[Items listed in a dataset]
* Start *

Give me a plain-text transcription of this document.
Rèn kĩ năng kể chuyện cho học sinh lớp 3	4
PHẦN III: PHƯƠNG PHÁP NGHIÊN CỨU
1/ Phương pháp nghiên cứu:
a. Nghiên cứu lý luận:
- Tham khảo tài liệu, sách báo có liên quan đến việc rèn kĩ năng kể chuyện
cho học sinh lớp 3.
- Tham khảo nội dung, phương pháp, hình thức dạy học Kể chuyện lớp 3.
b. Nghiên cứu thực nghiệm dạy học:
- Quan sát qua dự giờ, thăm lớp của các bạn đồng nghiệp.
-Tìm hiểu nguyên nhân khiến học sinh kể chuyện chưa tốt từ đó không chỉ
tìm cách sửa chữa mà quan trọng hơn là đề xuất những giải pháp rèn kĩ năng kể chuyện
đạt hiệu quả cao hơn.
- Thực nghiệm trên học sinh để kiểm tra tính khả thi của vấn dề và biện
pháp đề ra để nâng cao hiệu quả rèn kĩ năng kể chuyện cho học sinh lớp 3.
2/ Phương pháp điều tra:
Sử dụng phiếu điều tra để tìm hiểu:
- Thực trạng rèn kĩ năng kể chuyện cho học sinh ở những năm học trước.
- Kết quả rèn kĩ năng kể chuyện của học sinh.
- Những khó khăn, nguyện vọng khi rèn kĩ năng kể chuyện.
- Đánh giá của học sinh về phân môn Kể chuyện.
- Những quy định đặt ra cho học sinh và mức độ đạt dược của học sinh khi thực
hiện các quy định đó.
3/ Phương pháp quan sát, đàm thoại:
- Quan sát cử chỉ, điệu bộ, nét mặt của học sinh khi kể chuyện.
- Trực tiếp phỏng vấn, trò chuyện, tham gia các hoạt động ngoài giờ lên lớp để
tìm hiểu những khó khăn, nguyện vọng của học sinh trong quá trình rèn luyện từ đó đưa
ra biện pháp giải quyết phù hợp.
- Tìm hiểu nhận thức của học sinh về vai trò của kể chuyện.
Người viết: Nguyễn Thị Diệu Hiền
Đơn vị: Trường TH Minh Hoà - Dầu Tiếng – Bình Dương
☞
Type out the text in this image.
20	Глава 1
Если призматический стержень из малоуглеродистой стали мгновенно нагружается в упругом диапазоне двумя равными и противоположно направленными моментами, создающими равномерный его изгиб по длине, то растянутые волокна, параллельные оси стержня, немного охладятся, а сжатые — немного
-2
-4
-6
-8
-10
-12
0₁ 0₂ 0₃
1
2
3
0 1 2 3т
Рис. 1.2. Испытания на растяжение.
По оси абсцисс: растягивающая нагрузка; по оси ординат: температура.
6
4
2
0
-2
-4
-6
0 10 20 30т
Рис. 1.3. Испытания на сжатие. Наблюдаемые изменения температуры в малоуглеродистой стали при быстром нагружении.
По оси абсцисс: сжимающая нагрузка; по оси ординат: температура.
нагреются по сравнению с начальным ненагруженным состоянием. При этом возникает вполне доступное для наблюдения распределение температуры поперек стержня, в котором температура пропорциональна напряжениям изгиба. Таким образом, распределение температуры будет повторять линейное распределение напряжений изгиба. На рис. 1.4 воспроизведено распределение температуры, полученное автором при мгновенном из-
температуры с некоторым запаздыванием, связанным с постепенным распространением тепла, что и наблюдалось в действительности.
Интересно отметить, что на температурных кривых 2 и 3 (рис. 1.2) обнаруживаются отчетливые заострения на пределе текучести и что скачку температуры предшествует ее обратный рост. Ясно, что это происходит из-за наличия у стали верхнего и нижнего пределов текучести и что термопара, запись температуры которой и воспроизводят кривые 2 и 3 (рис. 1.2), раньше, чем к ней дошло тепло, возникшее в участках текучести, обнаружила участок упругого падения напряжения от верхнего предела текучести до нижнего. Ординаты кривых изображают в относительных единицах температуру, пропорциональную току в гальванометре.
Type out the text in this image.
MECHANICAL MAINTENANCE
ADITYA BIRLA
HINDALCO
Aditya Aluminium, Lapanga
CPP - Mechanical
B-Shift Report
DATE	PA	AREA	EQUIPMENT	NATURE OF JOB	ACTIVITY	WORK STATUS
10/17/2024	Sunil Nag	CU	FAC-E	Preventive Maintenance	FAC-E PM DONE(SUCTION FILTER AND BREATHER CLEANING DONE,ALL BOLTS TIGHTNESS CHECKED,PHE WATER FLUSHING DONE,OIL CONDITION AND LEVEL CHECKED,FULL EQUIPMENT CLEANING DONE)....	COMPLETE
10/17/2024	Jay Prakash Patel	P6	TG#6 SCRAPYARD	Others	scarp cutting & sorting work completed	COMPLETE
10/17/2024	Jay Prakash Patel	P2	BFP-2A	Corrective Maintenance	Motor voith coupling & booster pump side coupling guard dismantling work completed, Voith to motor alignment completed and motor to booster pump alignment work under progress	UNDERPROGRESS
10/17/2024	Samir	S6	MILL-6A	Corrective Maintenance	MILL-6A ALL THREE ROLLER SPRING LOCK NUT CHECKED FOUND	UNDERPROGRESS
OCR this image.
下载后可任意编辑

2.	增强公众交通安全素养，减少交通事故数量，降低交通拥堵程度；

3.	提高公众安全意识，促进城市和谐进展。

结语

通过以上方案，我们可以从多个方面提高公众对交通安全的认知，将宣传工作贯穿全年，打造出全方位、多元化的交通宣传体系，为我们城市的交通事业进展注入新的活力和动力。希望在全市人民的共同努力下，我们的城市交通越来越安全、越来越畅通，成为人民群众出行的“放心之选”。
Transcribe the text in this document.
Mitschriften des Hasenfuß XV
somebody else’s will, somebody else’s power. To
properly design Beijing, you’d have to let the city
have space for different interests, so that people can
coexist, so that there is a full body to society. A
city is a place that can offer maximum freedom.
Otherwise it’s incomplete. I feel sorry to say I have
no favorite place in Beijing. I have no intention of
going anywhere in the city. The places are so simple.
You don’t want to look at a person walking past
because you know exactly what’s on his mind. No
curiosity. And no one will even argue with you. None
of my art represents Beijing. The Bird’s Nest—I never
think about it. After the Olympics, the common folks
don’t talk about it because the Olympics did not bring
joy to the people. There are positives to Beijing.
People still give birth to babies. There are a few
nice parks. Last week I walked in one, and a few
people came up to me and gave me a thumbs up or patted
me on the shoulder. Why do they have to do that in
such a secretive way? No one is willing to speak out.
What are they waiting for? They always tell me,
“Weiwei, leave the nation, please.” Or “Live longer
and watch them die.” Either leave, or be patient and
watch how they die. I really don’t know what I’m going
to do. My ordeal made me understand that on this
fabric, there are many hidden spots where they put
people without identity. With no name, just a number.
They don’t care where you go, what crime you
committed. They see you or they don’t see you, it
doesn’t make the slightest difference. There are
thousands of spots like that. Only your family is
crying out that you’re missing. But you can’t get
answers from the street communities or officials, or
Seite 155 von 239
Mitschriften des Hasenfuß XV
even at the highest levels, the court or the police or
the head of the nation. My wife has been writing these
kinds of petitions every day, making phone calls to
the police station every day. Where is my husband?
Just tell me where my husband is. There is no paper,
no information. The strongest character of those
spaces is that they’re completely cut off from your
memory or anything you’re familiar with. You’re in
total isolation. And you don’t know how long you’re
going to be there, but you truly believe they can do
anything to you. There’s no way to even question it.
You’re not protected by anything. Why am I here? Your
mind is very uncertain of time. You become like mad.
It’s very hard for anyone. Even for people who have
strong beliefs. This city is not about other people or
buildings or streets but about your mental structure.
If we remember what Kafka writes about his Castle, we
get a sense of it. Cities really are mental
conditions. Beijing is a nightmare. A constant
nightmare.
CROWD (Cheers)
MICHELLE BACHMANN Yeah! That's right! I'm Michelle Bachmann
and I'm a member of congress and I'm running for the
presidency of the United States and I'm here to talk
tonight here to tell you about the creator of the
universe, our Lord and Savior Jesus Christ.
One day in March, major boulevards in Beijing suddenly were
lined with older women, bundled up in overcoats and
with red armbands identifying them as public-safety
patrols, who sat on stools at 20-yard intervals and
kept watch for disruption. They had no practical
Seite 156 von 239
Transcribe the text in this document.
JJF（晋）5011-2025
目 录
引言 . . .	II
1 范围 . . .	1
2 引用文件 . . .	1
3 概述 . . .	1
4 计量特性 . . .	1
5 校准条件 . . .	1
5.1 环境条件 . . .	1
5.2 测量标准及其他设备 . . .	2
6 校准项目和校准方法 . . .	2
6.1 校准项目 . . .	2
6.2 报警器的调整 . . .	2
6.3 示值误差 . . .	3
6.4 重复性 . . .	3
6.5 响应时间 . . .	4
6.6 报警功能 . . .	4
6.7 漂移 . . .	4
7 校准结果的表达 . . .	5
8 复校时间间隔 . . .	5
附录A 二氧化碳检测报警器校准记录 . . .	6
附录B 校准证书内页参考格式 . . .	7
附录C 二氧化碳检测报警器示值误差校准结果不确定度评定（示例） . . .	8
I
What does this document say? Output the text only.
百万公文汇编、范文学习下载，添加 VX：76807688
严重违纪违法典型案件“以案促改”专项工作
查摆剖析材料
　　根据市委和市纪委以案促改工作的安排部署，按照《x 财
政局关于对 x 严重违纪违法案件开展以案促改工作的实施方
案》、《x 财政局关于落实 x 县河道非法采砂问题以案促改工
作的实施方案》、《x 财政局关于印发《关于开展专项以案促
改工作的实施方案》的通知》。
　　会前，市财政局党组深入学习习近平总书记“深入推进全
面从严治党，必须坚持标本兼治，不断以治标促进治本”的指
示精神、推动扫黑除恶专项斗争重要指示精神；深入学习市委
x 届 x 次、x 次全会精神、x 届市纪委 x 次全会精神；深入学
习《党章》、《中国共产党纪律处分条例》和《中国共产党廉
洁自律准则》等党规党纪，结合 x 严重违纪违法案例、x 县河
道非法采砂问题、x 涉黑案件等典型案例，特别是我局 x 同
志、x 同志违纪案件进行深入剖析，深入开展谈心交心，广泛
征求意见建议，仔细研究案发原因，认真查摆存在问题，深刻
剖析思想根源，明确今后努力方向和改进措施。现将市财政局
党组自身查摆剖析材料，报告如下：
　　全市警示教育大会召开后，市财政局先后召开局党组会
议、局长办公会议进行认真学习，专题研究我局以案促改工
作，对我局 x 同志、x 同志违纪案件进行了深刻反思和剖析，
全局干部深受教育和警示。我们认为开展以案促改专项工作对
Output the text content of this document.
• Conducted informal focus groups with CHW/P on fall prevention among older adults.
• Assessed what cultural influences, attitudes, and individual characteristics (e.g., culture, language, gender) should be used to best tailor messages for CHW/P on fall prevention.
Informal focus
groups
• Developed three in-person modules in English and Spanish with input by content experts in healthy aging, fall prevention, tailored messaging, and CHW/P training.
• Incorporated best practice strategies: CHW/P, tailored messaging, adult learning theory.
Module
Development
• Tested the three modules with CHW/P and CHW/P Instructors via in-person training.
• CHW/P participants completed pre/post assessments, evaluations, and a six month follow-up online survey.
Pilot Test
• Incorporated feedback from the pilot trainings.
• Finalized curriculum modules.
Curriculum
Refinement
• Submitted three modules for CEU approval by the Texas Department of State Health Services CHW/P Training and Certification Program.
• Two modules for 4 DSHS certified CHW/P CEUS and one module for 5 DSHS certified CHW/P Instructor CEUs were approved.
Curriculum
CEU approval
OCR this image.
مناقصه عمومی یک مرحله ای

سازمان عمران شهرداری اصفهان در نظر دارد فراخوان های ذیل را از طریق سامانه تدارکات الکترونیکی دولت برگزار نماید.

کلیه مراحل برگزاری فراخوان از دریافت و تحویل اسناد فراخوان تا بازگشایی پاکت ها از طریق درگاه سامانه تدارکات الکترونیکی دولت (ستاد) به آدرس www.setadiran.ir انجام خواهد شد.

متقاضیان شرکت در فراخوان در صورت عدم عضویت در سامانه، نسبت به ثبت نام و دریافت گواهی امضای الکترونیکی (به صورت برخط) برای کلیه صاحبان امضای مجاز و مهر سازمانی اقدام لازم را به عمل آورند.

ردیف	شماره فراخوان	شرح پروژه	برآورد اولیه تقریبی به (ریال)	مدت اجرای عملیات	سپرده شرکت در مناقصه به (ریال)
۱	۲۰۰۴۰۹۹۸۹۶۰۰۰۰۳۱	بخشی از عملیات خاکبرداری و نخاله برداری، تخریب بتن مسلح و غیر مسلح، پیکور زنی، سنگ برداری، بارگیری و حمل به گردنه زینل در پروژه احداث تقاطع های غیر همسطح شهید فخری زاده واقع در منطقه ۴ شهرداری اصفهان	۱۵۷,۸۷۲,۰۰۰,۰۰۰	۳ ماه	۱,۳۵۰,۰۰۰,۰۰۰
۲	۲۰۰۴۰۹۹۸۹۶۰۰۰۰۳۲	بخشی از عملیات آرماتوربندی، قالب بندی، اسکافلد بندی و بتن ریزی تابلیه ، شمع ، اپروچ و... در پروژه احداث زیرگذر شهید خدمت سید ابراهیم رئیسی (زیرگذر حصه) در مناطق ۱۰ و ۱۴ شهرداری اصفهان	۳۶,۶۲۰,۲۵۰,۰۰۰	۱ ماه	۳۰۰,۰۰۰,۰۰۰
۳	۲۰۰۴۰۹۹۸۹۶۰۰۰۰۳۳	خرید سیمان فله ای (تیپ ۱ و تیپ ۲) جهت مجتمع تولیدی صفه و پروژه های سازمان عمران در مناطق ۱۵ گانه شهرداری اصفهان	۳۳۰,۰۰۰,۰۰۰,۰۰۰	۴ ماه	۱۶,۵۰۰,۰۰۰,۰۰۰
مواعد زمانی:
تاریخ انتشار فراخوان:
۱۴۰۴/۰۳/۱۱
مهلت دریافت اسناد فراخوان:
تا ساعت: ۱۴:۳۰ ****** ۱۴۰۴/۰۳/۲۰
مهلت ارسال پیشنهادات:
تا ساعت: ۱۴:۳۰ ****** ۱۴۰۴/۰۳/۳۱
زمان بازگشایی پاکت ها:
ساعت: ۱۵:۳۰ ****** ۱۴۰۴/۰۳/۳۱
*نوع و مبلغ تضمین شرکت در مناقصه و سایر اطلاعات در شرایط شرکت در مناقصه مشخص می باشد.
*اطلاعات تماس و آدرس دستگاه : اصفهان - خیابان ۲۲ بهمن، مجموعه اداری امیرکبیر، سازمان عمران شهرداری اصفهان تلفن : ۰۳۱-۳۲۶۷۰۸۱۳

* End *

_Work to be completed_
Extract all lines containing the word "مهلت".

_Exercise output_
مهلت دریافت اسناد فراخوان:
مهلت ارسال پیشنهادات:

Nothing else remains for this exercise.